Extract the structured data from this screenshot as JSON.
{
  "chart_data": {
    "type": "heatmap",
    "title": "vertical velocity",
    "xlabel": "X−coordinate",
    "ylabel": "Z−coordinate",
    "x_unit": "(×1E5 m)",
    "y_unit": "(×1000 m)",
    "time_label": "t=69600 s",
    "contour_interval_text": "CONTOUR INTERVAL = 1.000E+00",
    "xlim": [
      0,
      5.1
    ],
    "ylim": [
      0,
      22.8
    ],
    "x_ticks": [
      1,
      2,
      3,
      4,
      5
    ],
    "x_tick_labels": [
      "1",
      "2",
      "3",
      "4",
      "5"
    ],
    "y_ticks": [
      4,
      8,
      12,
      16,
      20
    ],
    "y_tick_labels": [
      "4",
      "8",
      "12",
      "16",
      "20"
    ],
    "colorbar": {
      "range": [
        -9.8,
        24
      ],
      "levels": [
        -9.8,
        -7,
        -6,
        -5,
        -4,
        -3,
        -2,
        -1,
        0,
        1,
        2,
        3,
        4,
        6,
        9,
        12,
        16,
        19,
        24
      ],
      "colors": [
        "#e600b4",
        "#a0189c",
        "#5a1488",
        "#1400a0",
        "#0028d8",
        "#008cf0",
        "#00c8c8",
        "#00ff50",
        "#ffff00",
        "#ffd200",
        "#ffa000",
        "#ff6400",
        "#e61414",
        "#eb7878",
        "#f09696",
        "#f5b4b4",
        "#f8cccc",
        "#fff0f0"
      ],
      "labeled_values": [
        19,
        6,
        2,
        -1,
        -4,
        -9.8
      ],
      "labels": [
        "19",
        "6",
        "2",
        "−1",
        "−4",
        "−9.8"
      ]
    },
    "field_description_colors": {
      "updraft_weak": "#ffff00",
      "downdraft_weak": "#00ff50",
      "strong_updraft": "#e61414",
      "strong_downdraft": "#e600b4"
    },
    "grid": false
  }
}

**What to produce:**
Transcribe each entry exactly.

**Result:**
Extract the structured data from this screenshot as JSON.
{
  "chart_data": {
    "type": "heatmap",
    "title": "vertical velocity",
    "xlabel": "X−coordinate",
    "ylabel": "Z−coordinate",
    "x_unit": "(×1E5 m)",
    "y_unit": "(×1000 m)",
    "time_label": "t=69600 s",
    "contour_interval_text": "CONTOUR INTERVAL = 1.000E+00",
    "xlim": [
      0,
      5.1
    ],
    "ylim": [
      0,
      22.8
    ],
    "x_ticks": [
      1,
      2,
      3,
      4,
      5
    ],
    "x_tick_labels": [
      "1",
      "2",
      "3",
      "4",
      "5"
    ],
    "y_ticks": [
      4,
      8,
      12,
      16,
      20
    ],
    "y_tick_labels": [
      "4",
      "8",
      "12",
      "16",
      "20"
    ],
    "colorbar": {
      "range": [
        -9.8,
        24
      ],
      "levels": [
        -9.8,
        -7,
        -6,
        -5,
        -4,
        -3,
        -2,
        -1,
        0,
        1,
        2,
        3,
        4,
        6,
        9,
        12,
        16,
        19,
        24
      ],
      "colors": [
        "#e600b4",
        "#a0189c",
        "#5a1488",
        "#1400a0",
        "#0028d8",
        "#008cf0",
        "#00c8c8",
        "#00ff50",
        "#ffff00",
        "#ffd200",
        "#ffa000",
        "#ff6400",
        "#e61414",
        "#eb7878",
        "#f09696",
        "#f5b4b4",
        "#f8cccc",
        "#fff0f0"
      ],
      "labeled_values": [
        19,
        6,
        2,
        -1,
        -4,
        -9.8
      ],
      "labels": [
        "19",
        "6",
        "2",
        "−1",
        "−4",
        "−9.8"
      ]
    },
    "field_description_colors": {
      "updraft_weak": "#ffff00",
      "downdraft_weak": "#00ff50",
      "strong_updraft": "#e61414",
      "strong_downdraft": "#e600b4"
    },
    "grid": false
  }
}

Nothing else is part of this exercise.